» Aim of the task: Copy out the listing that follows, exactly, without its pictures.

■ ■ ■

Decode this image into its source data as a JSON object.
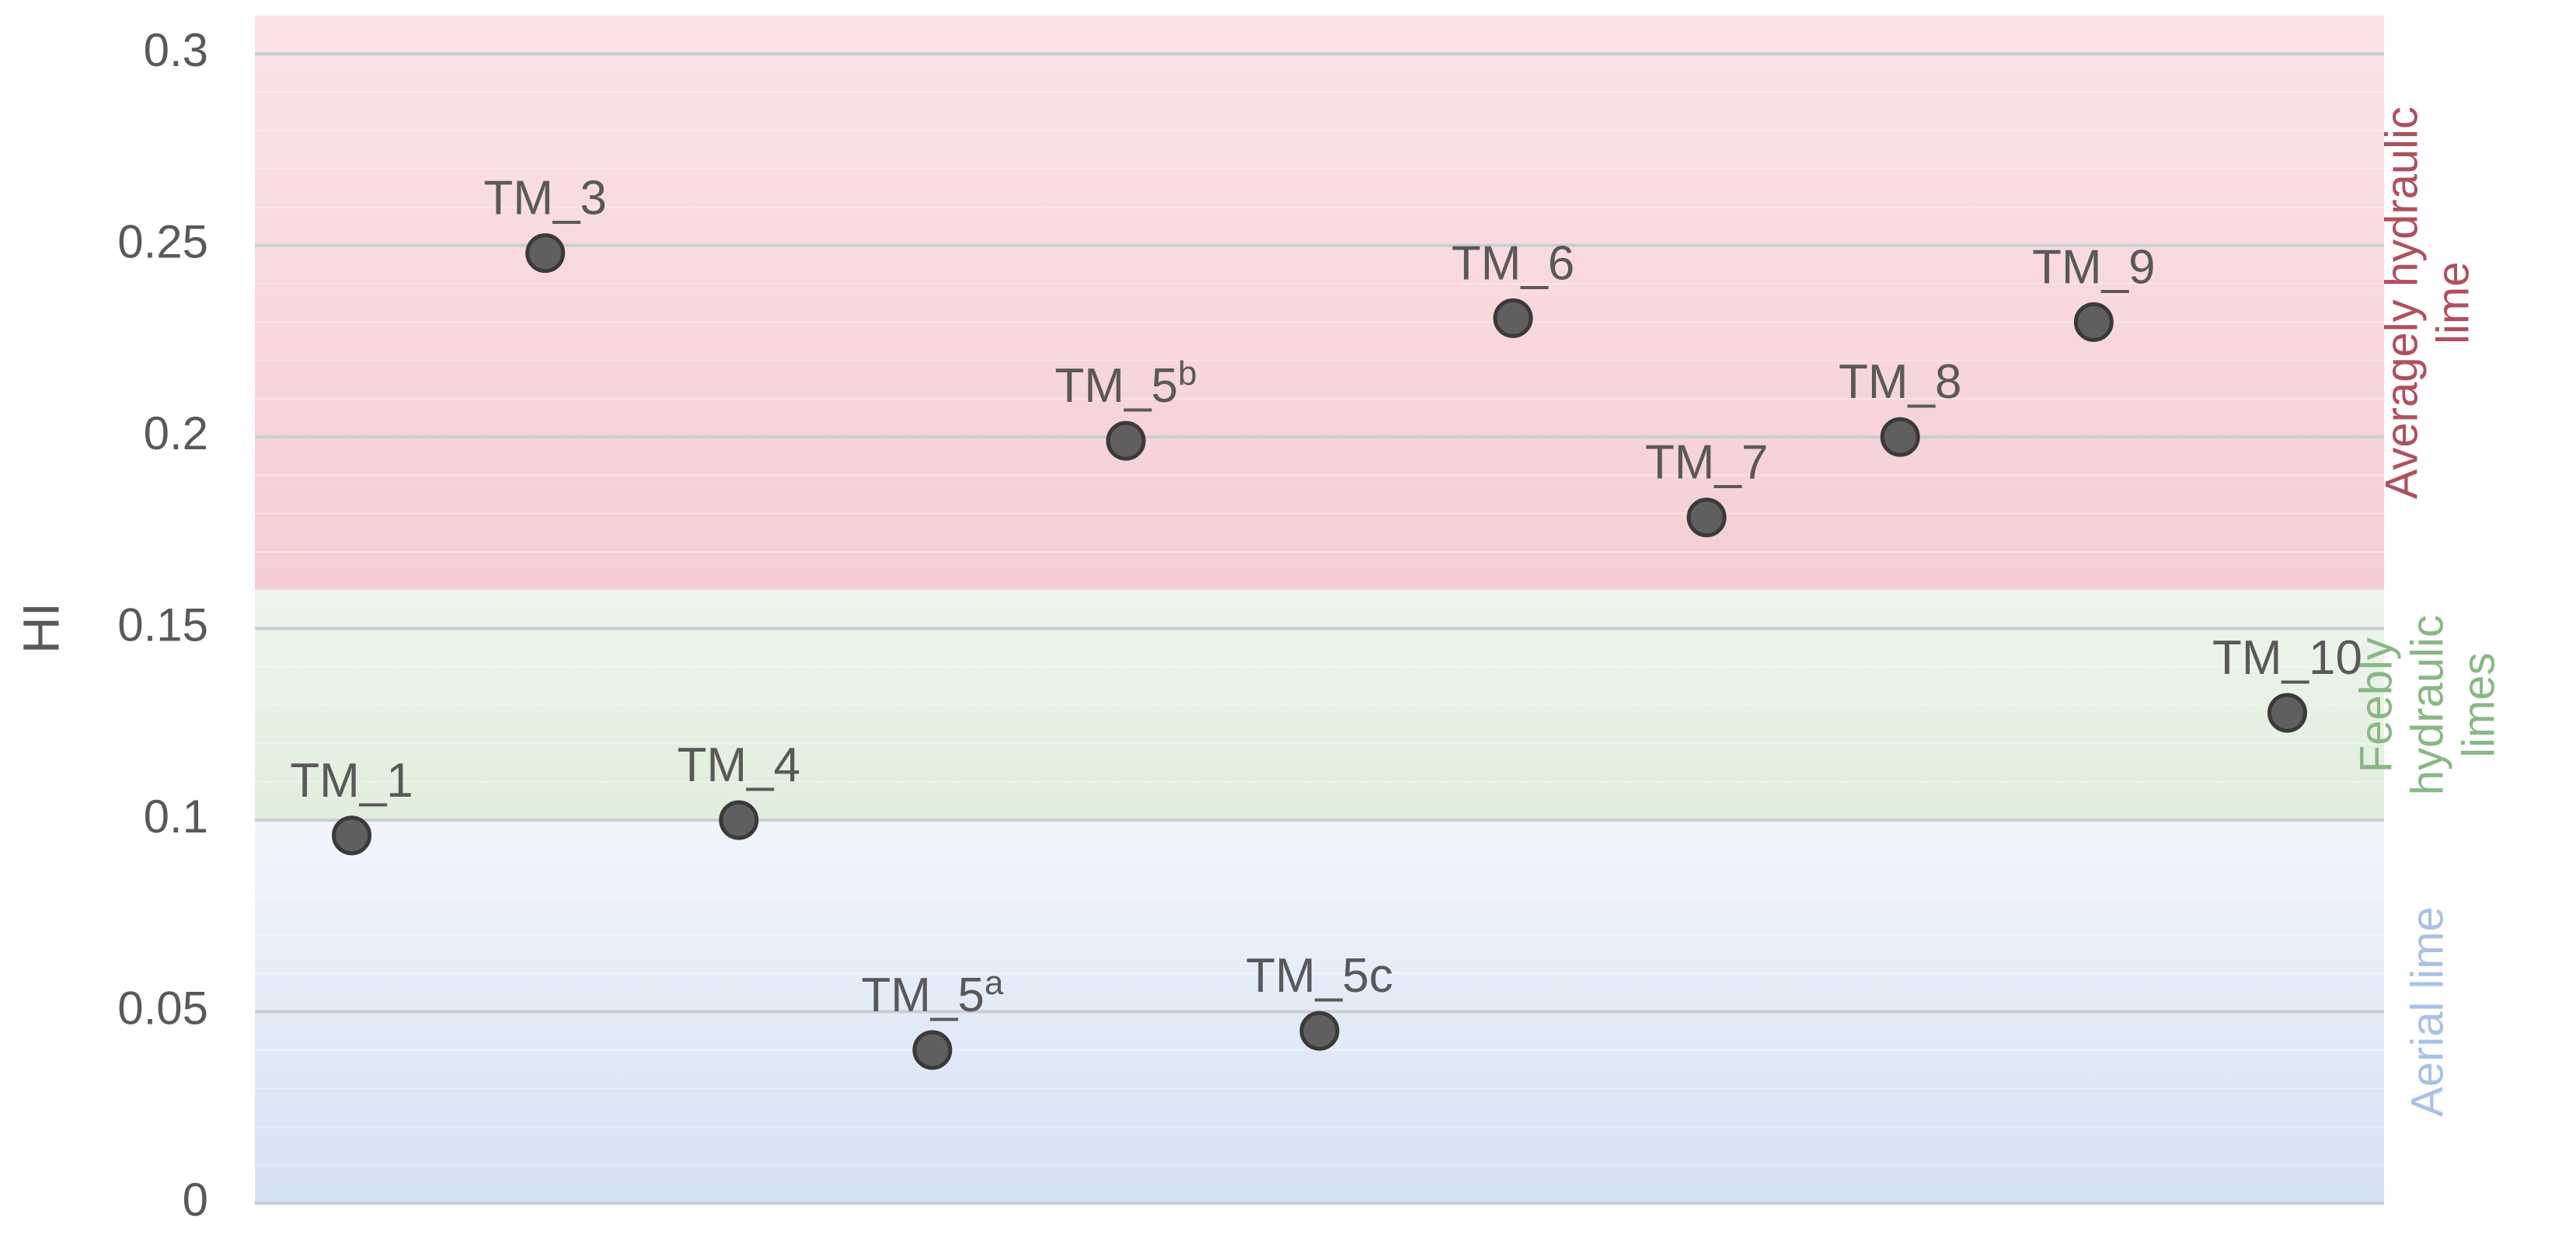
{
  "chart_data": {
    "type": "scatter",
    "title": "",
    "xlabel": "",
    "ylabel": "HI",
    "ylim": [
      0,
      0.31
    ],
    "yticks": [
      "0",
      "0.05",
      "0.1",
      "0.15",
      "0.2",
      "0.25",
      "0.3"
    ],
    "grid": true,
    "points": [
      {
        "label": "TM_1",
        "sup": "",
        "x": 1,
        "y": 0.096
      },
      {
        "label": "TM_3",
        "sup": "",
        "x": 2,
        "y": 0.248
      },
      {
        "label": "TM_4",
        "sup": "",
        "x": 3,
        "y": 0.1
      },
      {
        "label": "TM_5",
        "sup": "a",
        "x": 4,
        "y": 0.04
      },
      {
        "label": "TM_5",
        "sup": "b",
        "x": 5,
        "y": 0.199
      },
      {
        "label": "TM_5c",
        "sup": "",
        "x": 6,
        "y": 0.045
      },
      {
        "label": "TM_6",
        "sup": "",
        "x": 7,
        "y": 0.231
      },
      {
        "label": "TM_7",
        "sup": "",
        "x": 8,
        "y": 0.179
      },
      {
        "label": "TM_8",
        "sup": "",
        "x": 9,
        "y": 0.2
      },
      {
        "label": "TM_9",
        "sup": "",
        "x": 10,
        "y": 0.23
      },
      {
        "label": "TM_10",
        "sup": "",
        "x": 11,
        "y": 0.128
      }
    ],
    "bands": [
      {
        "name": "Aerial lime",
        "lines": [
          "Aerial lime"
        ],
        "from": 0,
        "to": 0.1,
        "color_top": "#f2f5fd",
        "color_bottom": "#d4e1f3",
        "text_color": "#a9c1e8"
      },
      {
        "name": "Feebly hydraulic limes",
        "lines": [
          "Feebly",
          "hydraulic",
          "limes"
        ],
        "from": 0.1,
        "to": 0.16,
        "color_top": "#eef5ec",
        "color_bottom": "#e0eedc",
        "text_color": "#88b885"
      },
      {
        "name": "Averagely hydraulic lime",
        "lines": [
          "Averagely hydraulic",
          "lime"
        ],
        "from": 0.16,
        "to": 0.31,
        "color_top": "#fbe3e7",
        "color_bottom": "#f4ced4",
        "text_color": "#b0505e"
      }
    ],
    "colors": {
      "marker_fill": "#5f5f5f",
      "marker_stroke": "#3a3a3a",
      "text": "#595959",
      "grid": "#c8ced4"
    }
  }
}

■ ■ ■

» Complete response:
Decode this image into its source data as a JSON object.
{
  "chart_data": {
    "type": "scatter",
    "title": "",
    "xlabel": "",
    "ylabel": "HI",
    "ylim": [
      0,
      0.31
    ],
    "yticks": [
      "0",
      "0.05",
      "0.1",
      "0.15",
      "0.2",
      "0.25",
      "0.3"
    ],
    "grid": true,
    "points": [
      {
        "label": "TM_1",
        "sup": "",
        "x": 1,
        "y": 0.096
      },
      {
        "label": "TM_3",
        "sup": "",
        "x": 2,
        "y": 0.248
      },
      {
        "label": "TM_4",
        "sup": "",
        "x": 3,
        "y": 0.1
      },
      {
        "label": "TM_5",
        "sup": "a",
        "x": 4,
        "y": 0.04
      },
      {
        "label": "TM_5",
        "sup": "b",
        "x": 5,
        "y": 0.199
      },
      {
        "label": "TM_5c",
        "sup": "",
        "x": 6,
        "y": 0.045
      },
      {
        "label": "TM_6",
        "sup": "",
        "x": 7,
        "y": 0.231
      },
      {
        "label": "TM_7",
        "sup": "",
        "x": 8,
        "y": 0.179
      },
      {
        "label": "TM_8",
        "sup": "",
        "x": 9,
        "y": 0.2
      },
      {
        "label": "TM_9",
        "sup": "",
        "x": 10,
        "y": 0.23
      },
      {
        "label": "TM_10",
        "sup": "",
        "x": 11,
        "y": 0.128
      }
    ],
    "bands": [
      {
        "name": "Aerial lime",
        "lines": [
          "Aerial lime"
        ],
        "from": 0,
        "to": 0.1,
        "color_top": "#f2f5fd",
        "color_bottom": "#d4e1f3",
        "text_color": "#a9c1e8"
      },
      {
        "name": "Feebly hydraulic limes",
        "lines": [
          "Feebly",
          "hydraulic",
          "limes"
        ],
        "from": 0.1,
        "to": 0.16,
        "color_top": "#eef5ec",
        "color_bottom": "#e0eedc",
        "text_color": "#88b885"
      },
      {
        "name": "Averagely hydraulic lime",
        "lines": [
          "Averagely hydraulic",
          "lime"
        ],
        "from": 0.16,
        "to": 0.31,
        "color_top": "#fbe3e7",
        "color_bottom": "#f4ced4",
        "text_color": "#b0505e"
      }
    ],
    "colors": {
      "marker_fill": "#5f5f5f",
      "marker_stroke": "#3a3a3a",
      "text": "#595959",
      "grid": "#c8ced4"
    }
  }
}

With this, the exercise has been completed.